**REQUIRED TASK**.
Gather every line from the entries below that includes "this".

**DATA SHOWN**.
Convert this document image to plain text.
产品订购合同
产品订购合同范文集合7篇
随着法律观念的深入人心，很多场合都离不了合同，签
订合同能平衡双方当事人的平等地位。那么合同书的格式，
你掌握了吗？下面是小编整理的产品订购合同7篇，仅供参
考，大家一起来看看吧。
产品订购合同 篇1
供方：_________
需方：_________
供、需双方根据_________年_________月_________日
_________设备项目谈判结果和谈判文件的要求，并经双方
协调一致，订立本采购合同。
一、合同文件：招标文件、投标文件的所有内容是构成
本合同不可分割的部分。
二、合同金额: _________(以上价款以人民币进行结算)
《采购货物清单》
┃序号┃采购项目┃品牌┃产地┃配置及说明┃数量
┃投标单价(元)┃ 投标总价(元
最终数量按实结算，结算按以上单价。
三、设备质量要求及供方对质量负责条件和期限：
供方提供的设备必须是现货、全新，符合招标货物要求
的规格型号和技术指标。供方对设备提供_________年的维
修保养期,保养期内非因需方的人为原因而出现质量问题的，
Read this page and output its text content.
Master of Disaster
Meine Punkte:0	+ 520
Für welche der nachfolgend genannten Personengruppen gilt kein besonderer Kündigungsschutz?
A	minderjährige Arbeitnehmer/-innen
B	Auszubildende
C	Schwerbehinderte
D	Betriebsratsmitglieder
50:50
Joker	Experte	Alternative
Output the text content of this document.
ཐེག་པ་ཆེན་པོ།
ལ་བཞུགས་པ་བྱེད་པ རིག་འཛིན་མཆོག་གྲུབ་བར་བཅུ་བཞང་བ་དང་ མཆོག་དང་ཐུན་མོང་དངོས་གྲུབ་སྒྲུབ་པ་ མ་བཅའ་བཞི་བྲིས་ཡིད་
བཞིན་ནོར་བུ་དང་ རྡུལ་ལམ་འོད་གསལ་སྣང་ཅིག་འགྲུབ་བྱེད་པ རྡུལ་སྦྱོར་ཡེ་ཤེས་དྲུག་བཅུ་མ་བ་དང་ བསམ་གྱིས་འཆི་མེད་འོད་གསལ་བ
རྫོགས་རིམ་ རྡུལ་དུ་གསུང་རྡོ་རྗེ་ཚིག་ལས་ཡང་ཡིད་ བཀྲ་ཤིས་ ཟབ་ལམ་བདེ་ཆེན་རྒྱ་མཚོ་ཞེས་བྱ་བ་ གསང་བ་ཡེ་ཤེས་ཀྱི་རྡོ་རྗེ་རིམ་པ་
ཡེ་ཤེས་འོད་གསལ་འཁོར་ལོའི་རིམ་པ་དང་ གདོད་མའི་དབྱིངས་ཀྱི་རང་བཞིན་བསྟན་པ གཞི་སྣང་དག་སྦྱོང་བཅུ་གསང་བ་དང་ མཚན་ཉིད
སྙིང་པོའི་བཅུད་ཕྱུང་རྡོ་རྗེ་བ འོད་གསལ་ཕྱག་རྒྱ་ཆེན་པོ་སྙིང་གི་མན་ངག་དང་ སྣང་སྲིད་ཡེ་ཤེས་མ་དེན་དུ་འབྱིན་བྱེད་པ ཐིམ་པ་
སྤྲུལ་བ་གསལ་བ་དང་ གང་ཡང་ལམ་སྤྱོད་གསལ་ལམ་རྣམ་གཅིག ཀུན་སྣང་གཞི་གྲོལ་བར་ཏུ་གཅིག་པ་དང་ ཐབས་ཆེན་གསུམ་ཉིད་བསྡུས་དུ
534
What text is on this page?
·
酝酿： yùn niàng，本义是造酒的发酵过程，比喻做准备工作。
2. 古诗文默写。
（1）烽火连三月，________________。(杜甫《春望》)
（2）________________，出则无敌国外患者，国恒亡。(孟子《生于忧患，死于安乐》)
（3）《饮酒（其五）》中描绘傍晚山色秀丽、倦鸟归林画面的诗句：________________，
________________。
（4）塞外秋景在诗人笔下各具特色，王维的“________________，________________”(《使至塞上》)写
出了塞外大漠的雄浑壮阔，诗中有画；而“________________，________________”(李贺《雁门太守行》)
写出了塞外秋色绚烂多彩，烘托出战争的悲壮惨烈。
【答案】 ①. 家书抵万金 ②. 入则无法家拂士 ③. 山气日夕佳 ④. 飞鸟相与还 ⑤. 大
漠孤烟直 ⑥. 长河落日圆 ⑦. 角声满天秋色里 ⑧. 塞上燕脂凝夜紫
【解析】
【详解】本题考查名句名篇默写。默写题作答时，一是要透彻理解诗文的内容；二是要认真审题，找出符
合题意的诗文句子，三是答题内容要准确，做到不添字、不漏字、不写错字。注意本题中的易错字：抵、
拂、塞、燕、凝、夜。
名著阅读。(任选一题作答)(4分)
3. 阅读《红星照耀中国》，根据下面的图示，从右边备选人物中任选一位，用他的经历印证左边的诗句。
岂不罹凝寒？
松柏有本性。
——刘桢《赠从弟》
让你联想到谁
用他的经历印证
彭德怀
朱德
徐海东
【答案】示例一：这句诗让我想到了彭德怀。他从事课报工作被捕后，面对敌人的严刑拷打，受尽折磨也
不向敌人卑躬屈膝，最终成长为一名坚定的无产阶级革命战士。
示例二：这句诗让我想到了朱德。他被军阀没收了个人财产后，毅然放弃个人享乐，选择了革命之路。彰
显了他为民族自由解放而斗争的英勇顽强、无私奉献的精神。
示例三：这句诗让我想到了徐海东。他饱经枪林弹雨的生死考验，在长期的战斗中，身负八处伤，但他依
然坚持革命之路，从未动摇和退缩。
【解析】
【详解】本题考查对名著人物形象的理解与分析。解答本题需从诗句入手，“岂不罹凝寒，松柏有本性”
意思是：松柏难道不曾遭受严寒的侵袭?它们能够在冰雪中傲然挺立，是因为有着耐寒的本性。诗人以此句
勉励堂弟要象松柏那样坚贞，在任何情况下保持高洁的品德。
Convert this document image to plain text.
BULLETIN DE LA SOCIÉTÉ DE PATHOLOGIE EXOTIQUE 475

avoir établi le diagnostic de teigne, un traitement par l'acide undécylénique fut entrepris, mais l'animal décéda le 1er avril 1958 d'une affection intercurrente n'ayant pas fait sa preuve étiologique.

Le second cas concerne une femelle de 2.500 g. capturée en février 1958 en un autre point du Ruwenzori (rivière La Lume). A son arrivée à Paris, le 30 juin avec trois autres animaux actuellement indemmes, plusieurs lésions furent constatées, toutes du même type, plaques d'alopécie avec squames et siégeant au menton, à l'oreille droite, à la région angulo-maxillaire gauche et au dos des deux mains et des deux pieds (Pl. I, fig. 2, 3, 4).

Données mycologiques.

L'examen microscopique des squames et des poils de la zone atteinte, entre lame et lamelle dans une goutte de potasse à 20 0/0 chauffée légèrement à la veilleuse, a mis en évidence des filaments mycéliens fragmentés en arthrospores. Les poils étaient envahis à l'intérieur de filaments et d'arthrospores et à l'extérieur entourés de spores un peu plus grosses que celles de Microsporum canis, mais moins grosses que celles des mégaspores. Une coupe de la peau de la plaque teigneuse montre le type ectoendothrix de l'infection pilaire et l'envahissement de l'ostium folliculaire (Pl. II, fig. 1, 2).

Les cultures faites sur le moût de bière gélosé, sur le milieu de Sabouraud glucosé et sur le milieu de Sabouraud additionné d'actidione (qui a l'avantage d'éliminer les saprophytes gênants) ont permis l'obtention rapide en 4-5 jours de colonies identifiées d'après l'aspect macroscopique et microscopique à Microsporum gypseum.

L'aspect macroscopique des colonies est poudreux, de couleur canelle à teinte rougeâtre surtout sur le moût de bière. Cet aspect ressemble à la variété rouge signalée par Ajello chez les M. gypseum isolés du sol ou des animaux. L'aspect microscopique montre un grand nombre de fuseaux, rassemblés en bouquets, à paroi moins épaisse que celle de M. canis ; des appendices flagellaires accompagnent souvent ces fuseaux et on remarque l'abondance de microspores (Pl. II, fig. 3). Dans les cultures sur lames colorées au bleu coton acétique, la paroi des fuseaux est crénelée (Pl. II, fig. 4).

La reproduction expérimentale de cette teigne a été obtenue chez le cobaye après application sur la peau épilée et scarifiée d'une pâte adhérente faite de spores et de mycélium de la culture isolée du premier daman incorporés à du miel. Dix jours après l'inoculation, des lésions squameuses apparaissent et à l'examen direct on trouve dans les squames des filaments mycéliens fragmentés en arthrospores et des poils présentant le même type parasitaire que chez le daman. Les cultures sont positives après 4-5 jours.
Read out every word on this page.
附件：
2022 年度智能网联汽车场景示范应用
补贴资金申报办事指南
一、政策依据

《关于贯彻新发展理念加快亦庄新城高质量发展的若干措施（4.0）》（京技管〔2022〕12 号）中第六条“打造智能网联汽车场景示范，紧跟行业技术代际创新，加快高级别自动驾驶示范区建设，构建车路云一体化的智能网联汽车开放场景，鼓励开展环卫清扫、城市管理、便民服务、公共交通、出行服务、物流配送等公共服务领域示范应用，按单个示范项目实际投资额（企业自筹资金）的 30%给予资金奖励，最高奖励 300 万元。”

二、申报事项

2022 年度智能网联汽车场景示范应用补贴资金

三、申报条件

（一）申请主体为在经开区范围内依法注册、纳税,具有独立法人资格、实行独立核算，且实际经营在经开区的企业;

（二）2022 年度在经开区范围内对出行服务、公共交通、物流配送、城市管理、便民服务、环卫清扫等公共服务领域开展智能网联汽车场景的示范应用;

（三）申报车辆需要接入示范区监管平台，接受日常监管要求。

**REPLY**.
Convert this document image to plain text.
Read this page and output its text content.
Output the text content of this document.
What text is on this page?
Convert this document image to plain text.
Read out every word on this page.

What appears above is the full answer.